Request = Draw out every line with the word "marker" from the listing below.

%%

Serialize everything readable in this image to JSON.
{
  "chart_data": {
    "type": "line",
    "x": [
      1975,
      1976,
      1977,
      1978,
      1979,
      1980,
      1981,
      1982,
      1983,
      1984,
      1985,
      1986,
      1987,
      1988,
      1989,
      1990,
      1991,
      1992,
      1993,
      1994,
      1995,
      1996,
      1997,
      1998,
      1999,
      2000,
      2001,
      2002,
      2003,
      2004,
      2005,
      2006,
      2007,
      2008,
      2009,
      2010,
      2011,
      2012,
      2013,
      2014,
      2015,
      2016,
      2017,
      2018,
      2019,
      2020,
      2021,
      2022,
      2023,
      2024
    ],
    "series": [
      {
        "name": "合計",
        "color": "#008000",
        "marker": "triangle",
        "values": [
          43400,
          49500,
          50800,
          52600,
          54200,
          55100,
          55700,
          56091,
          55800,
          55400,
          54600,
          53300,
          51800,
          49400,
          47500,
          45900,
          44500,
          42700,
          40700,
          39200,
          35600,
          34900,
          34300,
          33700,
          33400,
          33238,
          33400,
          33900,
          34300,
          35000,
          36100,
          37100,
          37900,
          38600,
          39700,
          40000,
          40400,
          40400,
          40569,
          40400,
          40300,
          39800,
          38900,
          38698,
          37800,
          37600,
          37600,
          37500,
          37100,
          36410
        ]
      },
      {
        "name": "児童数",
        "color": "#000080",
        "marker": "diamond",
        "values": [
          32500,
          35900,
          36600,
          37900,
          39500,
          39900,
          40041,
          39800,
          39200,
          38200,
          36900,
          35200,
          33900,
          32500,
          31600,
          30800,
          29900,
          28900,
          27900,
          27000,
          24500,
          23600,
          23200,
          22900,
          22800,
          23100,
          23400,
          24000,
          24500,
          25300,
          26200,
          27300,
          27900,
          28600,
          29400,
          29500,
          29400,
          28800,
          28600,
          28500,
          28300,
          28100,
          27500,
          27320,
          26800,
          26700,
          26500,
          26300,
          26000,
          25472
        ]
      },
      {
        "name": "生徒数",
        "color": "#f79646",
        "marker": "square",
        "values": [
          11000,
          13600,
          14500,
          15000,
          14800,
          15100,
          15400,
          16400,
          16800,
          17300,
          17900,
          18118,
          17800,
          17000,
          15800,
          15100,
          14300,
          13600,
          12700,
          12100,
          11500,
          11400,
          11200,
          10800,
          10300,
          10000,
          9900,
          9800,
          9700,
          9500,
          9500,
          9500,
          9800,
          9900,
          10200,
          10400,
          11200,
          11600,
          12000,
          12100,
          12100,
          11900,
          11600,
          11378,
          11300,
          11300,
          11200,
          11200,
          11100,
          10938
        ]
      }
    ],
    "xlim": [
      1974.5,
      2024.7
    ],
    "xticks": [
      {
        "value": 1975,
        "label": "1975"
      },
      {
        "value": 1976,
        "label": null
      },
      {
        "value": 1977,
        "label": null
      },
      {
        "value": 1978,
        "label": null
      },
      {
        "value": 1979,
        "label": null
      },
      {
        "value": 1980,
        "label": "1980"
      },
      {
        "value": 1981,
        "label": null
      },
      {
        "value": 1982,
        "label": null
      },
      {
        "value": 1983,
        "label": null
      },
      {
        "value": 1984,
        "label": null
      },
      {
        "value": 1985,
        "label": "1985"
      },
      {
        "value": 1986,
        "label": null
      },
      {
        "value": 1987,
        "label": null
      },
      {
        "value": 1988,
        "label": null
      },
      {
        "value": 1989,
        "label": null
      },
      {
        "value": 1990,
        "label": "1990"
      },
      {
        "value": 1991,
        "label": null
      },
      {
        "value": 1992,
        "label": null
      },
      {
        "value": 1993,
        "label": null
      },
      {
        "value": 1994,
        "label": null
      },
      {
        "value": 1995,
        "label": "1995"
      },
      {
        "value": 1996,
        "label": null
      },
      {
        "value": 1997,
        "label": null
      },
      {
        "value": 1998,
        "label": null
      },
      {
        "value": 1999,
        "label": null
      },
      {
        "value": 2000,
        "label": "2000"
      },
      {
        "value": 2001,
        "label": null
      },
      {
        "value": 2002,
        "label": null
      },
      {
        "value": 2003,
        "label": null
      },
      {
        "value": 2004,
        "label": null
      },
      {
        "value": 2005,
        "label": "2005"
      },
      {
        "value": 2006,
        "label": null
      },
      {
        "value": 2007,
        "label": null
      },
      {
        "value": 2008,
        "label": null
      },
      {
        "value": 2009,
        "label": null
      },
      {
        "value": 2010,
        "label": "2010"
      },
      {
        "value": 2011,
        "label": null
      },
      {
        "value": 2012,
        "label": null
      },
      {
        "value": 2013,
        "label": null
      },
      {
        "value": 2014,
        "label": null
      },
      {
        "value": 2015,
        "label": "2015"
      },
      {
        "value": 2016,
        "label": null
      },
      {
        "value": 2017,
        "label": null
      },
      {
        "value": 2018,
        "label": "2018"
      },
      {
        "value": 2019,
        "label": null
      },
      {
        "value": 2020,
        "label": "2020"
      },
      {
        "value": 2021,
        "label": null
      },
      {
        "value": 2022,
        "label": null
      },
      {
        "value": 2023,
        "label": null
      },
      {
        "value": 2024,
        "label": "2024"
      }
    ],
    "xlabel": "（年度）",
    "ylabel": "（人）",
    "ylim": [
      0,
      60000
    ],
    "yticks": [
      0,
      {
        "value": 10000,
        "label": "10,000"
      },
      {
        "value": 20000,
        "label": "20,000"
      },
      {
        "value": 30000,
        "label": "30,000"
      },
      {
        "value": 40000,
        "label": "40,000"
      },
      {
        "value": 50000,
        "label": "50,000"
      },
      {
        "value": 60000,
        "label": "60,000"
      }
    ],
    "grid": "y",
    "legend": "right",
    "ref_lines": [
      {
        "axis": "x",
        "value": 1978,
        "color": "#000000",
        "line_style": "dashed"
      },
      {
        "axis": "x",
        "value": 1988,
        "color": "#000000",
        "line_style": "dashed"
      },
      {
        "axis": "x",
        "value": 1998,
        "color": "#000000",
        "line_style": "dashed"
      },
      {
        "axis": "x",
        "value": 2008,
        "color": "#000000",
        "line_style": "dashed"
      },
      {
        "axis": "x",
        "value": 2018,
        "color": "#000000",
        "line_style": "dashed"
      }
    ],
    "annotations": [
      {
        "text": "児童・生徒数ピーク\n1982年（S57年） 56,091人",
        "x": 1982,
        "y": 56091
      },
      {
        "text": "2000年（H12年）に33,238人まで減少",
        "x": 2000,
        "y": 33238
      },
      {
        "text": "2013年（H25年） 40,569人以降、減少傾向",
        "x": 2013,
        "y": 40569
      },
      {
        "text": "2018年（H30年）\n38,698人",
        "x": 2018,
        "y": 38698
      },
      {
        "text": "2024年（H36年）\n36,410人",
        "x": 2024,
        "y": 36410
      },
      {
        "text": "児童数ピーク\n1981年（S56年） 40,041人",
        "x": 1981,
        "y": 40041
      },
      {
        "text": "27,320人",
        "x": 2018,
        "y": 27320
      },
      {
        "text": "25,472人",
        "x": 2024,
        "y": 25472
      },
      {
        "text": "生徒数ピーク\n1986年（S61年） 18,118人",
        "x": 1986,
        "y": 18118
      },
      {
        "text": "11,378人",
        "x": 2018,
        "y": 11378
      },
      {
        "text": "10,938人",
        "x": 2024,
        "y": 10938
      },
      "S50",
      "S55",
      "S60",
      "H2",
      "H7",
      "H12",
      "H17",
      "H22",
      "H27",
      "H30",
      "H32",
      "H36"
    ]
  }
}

%%

Reply =
        "marker": "triangle",
        "marker": "diamond",
        "marker": "square",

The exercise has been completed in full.